* START *

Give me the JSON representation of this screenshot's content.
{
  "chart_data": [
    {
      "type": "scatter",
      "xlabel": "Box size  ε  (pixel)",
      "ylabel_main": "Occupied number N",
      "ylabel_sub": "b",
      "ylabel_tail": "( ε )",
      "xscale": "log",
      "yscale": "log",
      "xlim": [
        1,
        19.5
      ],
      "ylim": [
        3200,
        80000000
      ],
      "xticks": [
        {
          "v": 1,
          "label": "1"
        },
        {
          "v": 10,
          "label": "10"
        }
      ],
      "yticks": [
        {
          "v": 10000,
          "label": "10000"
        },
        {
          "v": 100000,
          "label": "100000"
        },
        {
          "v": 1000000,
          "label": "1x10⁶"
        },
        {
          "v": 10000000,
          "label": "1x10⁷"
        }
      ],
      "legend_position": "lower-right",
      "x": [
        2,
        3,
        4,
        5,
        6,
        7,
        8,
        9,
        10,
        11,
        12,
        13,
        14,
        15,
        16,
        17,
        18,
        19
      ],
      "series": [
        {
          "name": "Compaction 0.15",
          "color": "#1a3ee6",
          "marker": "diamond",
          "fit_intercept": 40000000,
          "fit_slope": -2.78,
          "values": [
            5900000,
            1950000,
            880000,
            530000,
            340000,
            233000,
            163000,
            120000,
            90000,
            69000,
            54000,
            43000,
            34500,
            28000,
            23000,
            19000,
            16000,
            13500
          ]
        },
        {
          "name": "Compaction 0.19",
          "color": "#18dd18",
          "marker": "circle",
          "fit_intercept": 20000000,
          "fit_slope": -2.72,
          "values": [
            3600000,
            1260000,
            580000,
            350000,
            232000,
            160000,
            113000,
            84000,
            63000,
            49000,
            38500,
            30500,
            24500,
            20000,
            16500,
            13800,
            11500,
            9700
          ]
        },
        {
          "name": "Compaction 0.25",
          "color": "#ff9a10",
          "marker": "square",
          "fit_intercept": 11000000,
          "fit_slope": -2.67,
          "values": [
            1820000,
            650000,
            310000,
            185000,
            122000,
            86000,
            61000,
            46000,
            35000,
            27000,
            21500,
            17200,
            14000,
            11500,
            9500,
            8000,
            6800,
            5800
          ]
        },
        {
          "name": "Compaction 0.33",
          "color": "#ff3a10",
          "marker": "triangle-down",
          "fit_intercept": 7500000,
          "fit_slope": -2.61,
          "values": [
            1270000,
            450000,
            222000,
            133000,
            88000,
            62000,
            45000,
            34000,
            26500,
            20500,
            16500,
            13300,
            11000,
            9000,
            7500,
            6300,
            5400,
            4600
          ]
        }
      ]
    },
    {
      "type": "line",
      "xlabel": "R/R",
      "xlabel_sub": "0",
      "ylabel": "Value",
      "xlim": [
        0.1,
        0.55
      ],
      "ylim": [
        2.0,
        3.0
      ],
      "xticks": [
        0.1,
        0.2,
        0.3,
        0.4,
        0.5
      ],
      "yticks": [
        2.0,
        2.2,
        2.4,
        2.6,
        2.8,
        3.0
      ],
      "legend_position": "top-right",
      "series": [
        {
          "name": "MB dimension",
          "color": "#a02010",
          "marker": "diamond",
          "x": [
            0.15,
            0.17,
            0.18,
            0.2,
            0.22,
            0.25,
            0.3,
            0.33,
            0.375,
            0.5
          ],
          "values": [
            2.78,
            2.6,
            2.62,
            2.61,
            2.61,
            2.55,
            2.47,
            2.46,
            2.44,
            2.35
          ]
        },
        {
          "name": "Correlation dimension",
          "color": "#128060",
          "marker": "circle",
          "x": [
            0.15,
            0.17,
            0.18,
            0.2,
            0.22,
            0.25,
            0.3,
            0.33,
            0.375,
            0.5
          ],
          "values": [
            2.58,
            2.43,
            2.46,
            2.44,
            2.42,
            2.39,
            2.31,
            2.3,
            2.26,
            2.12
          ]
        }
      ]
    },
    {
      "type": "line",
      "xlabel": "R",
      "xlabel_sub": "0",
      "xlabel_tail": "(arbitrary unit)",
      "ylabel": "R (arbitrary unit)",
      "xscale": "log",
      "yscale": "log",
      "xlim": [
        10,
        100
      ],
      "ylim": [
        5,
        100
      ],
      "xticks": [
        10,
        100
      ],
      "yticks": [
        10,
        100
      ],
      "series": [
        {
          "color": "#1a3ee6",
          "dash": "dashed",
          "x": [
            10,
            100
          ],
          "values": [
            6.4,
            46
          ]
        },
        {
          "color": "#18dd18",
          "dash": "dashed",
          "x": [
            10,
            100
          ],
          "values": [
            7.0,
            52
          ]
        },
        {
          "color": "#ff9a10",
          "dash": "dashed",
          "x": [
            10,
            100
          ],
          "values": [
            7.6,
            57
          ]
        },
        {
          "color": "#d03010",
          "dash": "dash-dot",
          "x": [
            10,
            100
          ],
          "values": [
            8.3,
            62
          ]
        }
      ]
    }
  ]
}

* END *

From the listing above, pick out each line where the word "name" appears.

          "name": "Compaction 0.15",
          "name": "Compaction 0.19",
          "name": "Compaction 0.25",
          "name": "Compaction 0.33",
          "name": "MB dimension",
          "name": "Correlation dimension",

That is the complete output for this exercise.